BEGIN DATASET RECORDS

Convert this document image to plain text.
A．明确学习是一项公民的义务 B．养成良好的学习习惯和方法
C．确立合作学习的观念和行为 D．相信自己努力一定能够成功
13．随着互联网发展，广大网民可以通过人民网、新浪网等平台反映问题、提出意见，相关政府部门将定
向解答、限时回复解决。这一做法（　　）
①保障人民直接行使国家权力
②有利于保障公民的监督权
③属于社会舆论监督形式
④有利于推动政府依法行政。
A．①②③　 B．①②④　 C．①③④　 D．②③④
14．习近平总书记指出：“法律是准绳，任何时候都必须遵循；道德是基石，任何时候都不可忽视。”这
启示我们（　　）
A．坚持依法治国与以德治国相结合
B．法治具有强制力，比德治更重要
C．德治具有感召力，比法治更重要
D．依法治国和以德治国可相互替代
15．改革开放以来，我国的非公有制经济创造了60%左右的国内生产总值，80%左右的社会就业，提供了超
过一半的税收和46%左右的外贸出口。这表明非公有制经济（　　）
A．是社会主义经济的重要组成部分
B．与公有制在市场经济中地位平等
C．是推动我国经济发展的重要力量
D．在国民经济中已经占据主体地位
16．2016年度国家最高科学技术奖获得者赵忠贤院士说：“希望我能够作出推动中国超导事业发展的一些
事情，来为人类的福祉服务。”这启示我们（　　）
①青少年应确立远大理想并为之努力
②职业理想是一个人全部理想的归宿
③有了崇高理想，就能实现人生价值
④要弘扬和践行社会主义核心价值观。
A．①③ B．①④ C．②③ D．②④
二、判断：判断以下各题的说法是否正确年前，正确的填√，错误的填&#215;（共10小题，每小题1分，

END DATASET RECORDS

» EXERCISE
Give the material above again, word for word.

» ANSWER FOR THE TASK
Convert this document image to plain text.
A．明确学习是一项公民的义务 B．养成良好的学习习惯和方法
C．确立合作学习的观念和行为 D．相信自己努力一定能够成功
13．随着互联网发展，广大网民可以通过人民网、新浪网等平台反映问题、提出意见，相关政府部门将定
向解答、限时回复解决。这一做法（　　）
①保障人民直接行使国家权力
②有利于保障公民的监督权
③属于社会舆论监督形式
④有利于推动政府依法行政。
A．①②③　 B．①②④　 C．①③④　 D．②③④
14．习近平总书记指出：“法律是准绳，任何时候都必须遵循；道德是基石，任何时候都不可忽视。”这
启示我们（　　）
A．坚持依法治国与以德治国相结合
B．法治具有强制力，比德治更重要
C．德治具有感召力，比法治更重要
D．依法治国和以德治国可相互替代
15．改革开放以来，我国的非公有制经济创造了60%左右的国内生产总值，80%左右的社会就业，提供了超
过一半的税收和46%左右的外贸出口。这表明非公有制经济（　　）
A．是社会主义经济的重要组成部分
B．与公有制在市场经济中地位平等
C．是推动我国经济发展的重要力量
D．在国民经济中已经占据主体地位
16．2016年度国家最高科学技术奖获得者赵忠贤院士说：“希望我能够作出推动中国超导事业发展的一些
事情，来为人类的福祉服务。”这启示我们（　　）
①青少年应确立远大理想并为之努力
②职业理想是一个人全部理想的归宿
③有了崇高理想，就能实现人生价值
④要弘扬和践行社会主义核心价值观。
A．①③ B．①④ C．②③ D．②④
二、判断：判断以下各题的说法是否正确年前，正确的填√，错误的填&#215;（共10小题，每小题1分，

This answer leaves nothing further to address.